──────── Records for this task

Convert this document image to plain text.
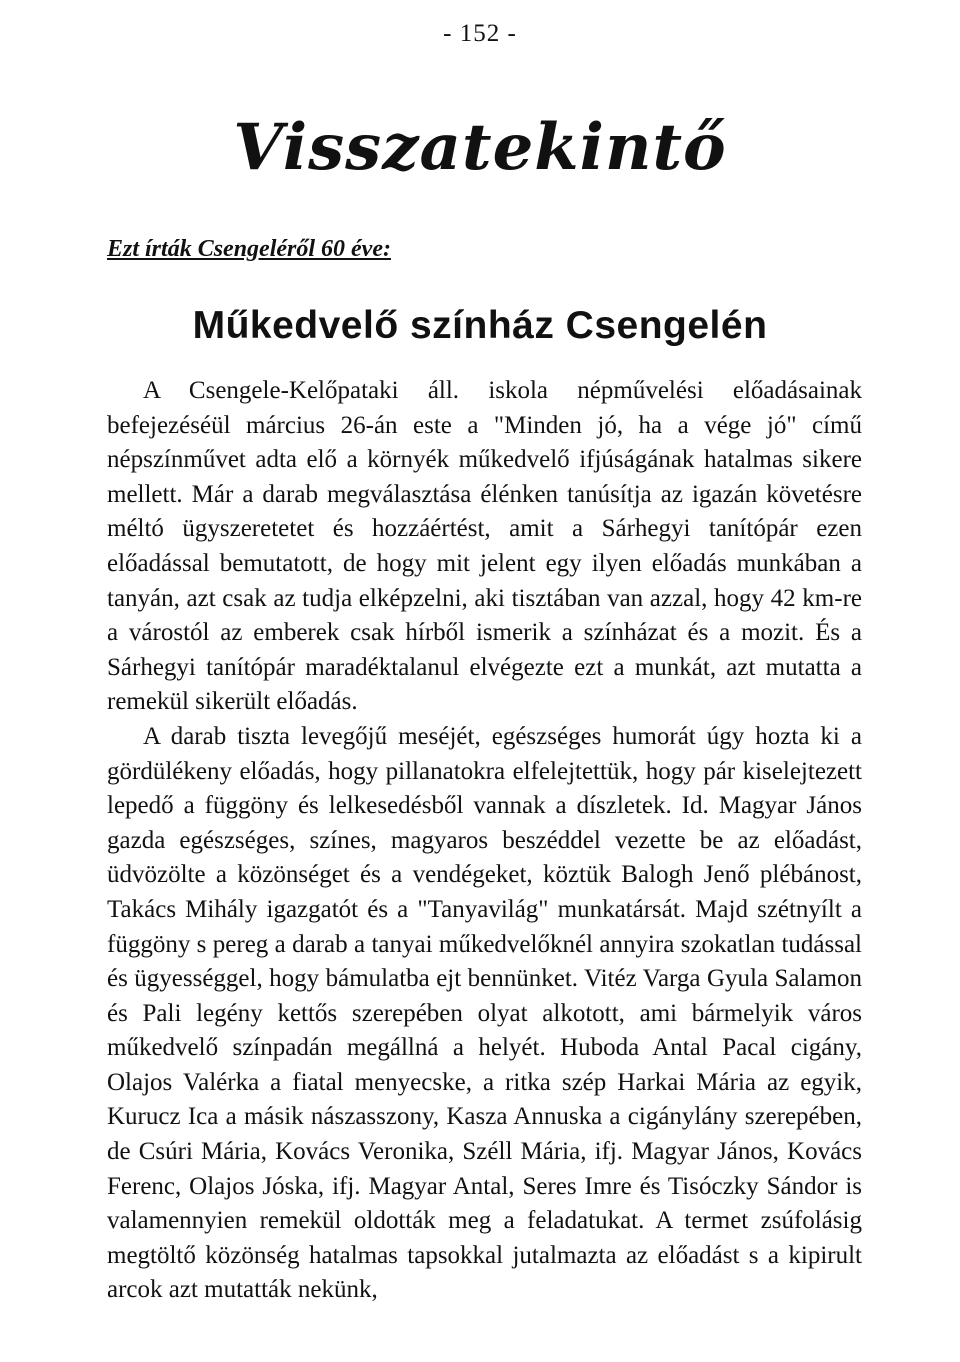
- 152 -
Visszatekintő
Ezt írták Csengeléről 60 éve:
Műkedvelő színház Csengelén

A Csengele-Kelőpataki áll. iskola népművelési előadásainak befejezéséül március 26-án este a "Minden jó, ha a vége jó" című népszínművet adta elő a környék műkedvelő ifjúságának hatalmas sikere mellett. Már a darab megválasztása élénken tanúsítja az igazán követésre méltó ügyszeretetet és hozzáértést, amit a Sárhegyi tanítópár ezen előadással bemutatott, de hogy mit jelent egy ilyen előadás munkában a tanyán, azt csak az tudja elképzelni, aki tisztában van azzal, hogy 42 km-re a várostól az emberek csak hírből ismerik a színházat és a mozit. És a Sárhegyi tanítópár maradéktalanul elvégezte ezt a munkát, azt mutatta a remekül sikerült előadás.

A darab tiszta levegőjű meséjét, egészséges humorát úgy hozta ki a gördülékeny előadás, hogy pillanatokra elfelejtettük, hogy pár kiselejtezett lepedő a függöny és lelkesedésből vannak a díszletek. Id. Magyar János gazda egészséges, színes, magyaros beszéddel vezette be az előadást, üdvözölte a közönséget és a vendégeket, köztük Balogh Jenő plébánost, Takács Mihály igazgatót és a "Tanyavilág" munkatársát. Majd szétnyílt a függöny s pereg a darab a tanyai műkedvelőknél annyira szokatlan tudással és ügyességgel, hogy bámulatba ejt bennünket. Vitéz Varga Gyula Salamon és Pali legény kettős szerepében olyat alkotott, ami bármelyik város műkedvelő színpadán megállná a helyét. Huboda Antal Pacal cigány, Olajos Valérka a fiatal menyecske, a ritka szép Harkai Mária az egyik, Kurucz Ica a másik nászasszony, Kasza Annuska a cigánylány szerepében, de Csúri Mária, Kovács Veronika, Széll Mária, ifj. Magyar János, Kovács Ferenc, Olajos Jóska, ifj. Magyar Antal, Seres Imre és Tisóczky Sándor is valamennyien remekül oldották meg a feladatukat. A termet zsúfolásig megtöltő közönség hatalmas tapsokkal jutalmazta az előadást s a kipirult arcok azt mutatták nekünk,
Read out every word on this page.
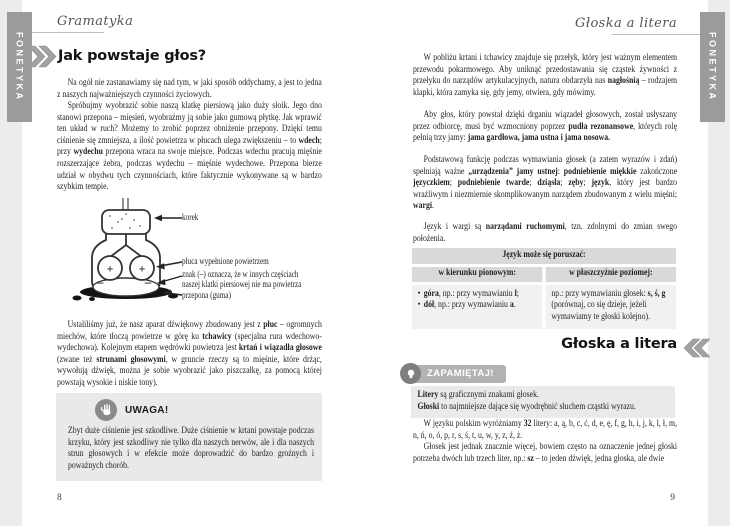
Gramatyka
Jak powstaje głos?
Na ogół nie zastanawiamy się nad tym, w jaki sposób oddychamy, a jest to jedna z naszych najważniejszych czynności życiowych.
Spróbujmy wyobrazić sobie naszą klatkę piersiową jako duży słoik. Jego dno stanowi przepona – mięsień, wyobraźmy ją sobie jako gumową płytkę. Jak wprawić ten układ w ruch? Możemy to zrobić poprzez obniżenie przepony. Dzięki temu ciśnienie się zmniejsza, a ilość powietrza w płucach ulega zwiększeniu – to wdech; przy wydechu przepona wraca na swoje miejsce. Podczas wdechu pracują mięśnie rozszerzające żebra, podczas wydechu – mięśnie wydechowe. Przepona bierze udział w obydwu tych czynnościach, które faktycznie wykonywane są w bardzo szybkim tempie.
+ +
–	–
korek
płuca wypełnione powietrzem
znak (–) oznacza, że w innych częściach
naszej klatki piersiowej nie ma powietrza
przepona (guma)
Ustaliliśmy już, że nasz aparat dźwiękowy zbudowany jest z płuc – ogromnych miechów, które tłoczą powietrze w górę ku tchawicy (specjalna rura wdechowo-wydechowa). Kolejnym etapem wędrówki powietrza jest krtań i wiązadła głosowe (zwane też strunami głosowymi, w gruncie rzeczy są to mięśnie, które drżąc, wywołują dźwięk, można je sobie wyobrazić jako piszczałkę, za pomocą której powstają wysokie i niskie tony).
UWAGA!
Zbyt duże ciśnienie jest szkodliwe. Duże ciśnienie w krtani powstaje podczas krzyku, który jest szkodliwy nie tylko dla naszych nerwów, ale i dla naszych strun głosowych i w efekcie może doprowadzić do bardzo groźnych i poważnych chorób.
8
Głoska a litera
W pobliżu krtani i tchawicy znajduje się przełyk, który jest ważnym elementem przewodu pokarmowego. Aby uniknąć przedostawania się cząstek żywności z przełyku do narządów artykulacyjnych, natura obdarzyła nas nagłośnią – rodzajem klapki, która zamyka się, gdy jemy, otwiera, gdy mówimy.
Aby głos, który powstał dzięki drganiu wiązadeł głosowych, został usłyszany przez odbiorcę, musi być wzmocniony poprzez pudła rezonansowe, których rolę pełnią trzy jamy: jama gardłowa, jama ustna i jama nosowa.
Podstawową funkcję podczas wymawiania głosek (a zatem wyrazów i zdań) spełniają ważne „urządzenia” jamy ustnej: podniebienie miękkie zakończone języczkiem; podniebienie twarde; dziąsła; zęby; język, który jest bardzo wrażliwym i niezmiernie skomplikowanym narządem zbudowanym z wielu mięśni; wargi.
Język i wargi są narządami ruchomymi, tzn. zdolnymi do zmian swego położenia.
Język może się poruszać:
w kierunku pionowym:	w płaszczyźnie poziomej:
• góra, np.: przy wymawianiu l;
• dół, np.: przy wymawianiu a.
np.: przy wymawianiu głosek: s, ś, g (porównaj, co się dzieje, jeżeli wymawiamy te głoski kolejno).
Głoska a litera
ZAPAMIĘTAJ!
Litery są graficznymi znakami głosek.
Głoski to najmniejsze dające się wyodrębnić słuchem cząstki wyrazu.
W języku polskim wyróżniamy 32 litery: a, ą, b, c, ć, d, e, ę, f, g, h, i, j, k, l, ł, m, n, ń, o, ó, p, r, s, ś, t, u, w, y, z, ź, ż.
Głosek jest jednak znacznie więcej, bowiem często na oznaczenie jednej głoski potrzeba dwóch lub trzech liter, np.: sz – to jeden dźwięk, jedna głoska, ale dwie
9
FONETYKA	FONETYKA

────────────────

Send back the data above word for word, with the pictures left out.

(Correct answer):
Convert this document image to plain text.
- 152 -
Visszatekintő
Ezt írták Csengeléről 60 éve:
Műkedvelő színház Csengelén

A Csengele-Kelőpataki áll. iskola népművelési előadásainak befejezéséül március 26-án este a "Minden jó, ha a vége jó" című népszínművet adta elő a környék műkedvelő ifjúságának hatalmas sikere mellett. Már a darab megválasztása élénken tanúsítja az igazán követésre méltó ügyszeretetet és hozzáértést, amit a Sárhegyi tanítópár ezen előadással bemutatott, de hogy mit jelent egy ilyen előadás munkában a tanyán, azt csak az tudja elképzelni, aki tisztában van azzal, hogy 42 km-re a várostól az emberek csak hírből ismerik a színházat és a mozit. És a Sárhegyi tanítópár maradéktalanul elvégezte ezt a munkát, azt mutatta a remekül sikerült előadás.

A darab tiszta levegőjű meséjét, egészséges humorát úgy hozta ki a gördülékeny előadás, hogy pillanatokra elfelejtettük, hogy pár kiselejtezett lepedő a függöny és lelkesedésből vannak a díszletek. Id. Magyar János gazda egészséges, színes, magyaros beszéddel vezette be az előadást, üdvözölte a közönséget és a vendégeket, köztük Balogh Jenő plébánost, Takács Mihály igazgatót és a "Tanyavilág" munkatársát. Majd szétnyílt a függöny s pereg a darab a tanyai műkedvelőknél annyira szokatlan tudással és ügyességgel, hogy bámulatba ejt bennünket. Vitéz Varga Gyula Salamon és Pali legény kettős szerepében olyat alkotott, ami bármelyik város műkedvelő színpadán megállná a helyét. Huboda Antal Pacal cigány, Olajos Valérka a fiatal menyecske, a ritka szép Harkai Mária az egyik, Kurucz Ica a másik nászasszony, Kasza Annuska a cigánylány szerepében, de Csúri Mária, Kovács Veronika, Széll Mária, ifj. Magyar János, Kovács Ferenc, Olajos Jóska, ifj. Magyar Antal, Seres Imre és Tisóczky Sándor is valamennyien remekül oldották meg a feladatukat. A termet zsúfolásig megtöltő közönség hatalmas tapsokkal jutalmazta az előadást s a kipirult arcok azt mutatták nekünk,
Read out every word on this page.
Gramatyka
Jak powstaje głos?
Na ogół nie zastanawiamy się nad tym, w jaki sposób oddychamy, a jest to jedna z naszych najważniejszych czynności życiowych.
Spróbujmy wyobrazić sobie naszą klatkę piersiową jako duży słoik. Jego dno stanowi przepona – mięsień, wyobraźmy ją sobie jako gumową płytkę. Jak wprawić ten układ w ruch? Możemy to zrobić poprzez obniżenie przepony. Dzięki temu ciśnienie się zmniejsza, a ilość powietrza w płucach ulega zwiększeniu – to wdech; przy wydechu przepona wraca na swoje miejsce. Podczas wdechu pracują mięśnie rozszerzające żebra, podczas wydechu – mięśnie wydechowe. Przepona bierze udział w obydwu tych czynnościach, które faktycznie wykonywane są w bardzo szybkim tempie.
+ +
–	–
korek
płuca wypełnione powietrzem
znak (–) oznacza, że w innych częściach
naszej klatki piersiowej nie ma powietrza
przepona (guma)
Ustaliliśmy już, że nasz aparat dźwiękowy zbudowany jest z płuc – ogromnych miechów, które tłoczą powietrze w górę ku tchawicy (specjalna rura wdechowo-wydechowa). Kolejnym etapem wędrówki powietrza jest krtań i wiązadła głosowe (zwane też strunami głosowymi, w gruncie rzeczy są to mięśnie, które drżąc, wywołują dźwięk, można je sobie wyobrazić jako piszczałkę, za pomocą której powstają wysokie i niskie tony).
UWAGA!
Zbyt duże ciśnienie jest szkodliwe. Duże ciśnienie w krtani powstaje podczas krzyku, który jest szkodliwy nie tylko dla naszych nerwów, ale i dla naszych strun głosowych i w efekcie może doprowadzić do bardzo groźnych i poważnych chorób.
8
Głoska a litera
W pobliżu krtani i tchawicy znajduje się przełyk, który jest ważnym elementem przewodu pokarmowego. Aby uniknąć przedostawania się cząstek żywności z przełyku do narządów artykulacyjnych, natura obdarzyła nas nagłośnią – rodzajem klapki, która zamyka się, gdy jemy, otwiera, gdy mówimy.
Aby głos, który powstał dzięki drganiu wiązadeł głosowych, został usłyszany przez odbiorcę, musi być wzmocniony poprzez pudła rezonansowe, których rolę pełnią trzy jamy: jama gardłowa, jama ustna i jama nosowa.
Podstawową funkcję podczas wymawiania głosek (a zatem wyrazów i zdań) spełniają ważne „urządzenia” jamy ustnej: podniebienie miękkie zakończone języczkiem; podniebienie twarde; dziąsła; zęby; język, który jest bardzo wrażliwym i niezmiernie skomplikowanym narządem zbudowanym z wielu mięśni; wargi.
Język i wargi są narządami ruchomymi, tzn. zdolnymi do zmian swego położenia.
Język może się poruszać:
w kierunku pionowym:	w płaszczyźnie poziomej:
• góra, np.: przy wymawianiu l;
• dół, np.: przy wymawianiu a.
np.: przy wymawianiu głosek: s, ś, g (porównaj, co się dzieje, jeżeli wymawiamy te głoski kolejno).
Głoska a litera
ZAPAMIĘTAJ!
Litery są graficznymi znakami głosek.
Głoski to najmniejsze dające się wyodrębnić słuchem cząstki wyrazu.
W języku polskim wyróżniamy 32 litery: a, ą, b, c, ć, d, e, ę, f, g, h, i, j, k, l, ł, m, n, ń, o, ó, p, r, s, ś, t, u, w, y, z, ź, ż.
Głosek jest jednak znacznie więcej, bowiem często na oznaczenie jednej głoski potrzeba dwóch lub trzech liter, np.: sz – to jeden dźwięk, jedna głoska, ale dwie
9
FONETYKA	FONETYKA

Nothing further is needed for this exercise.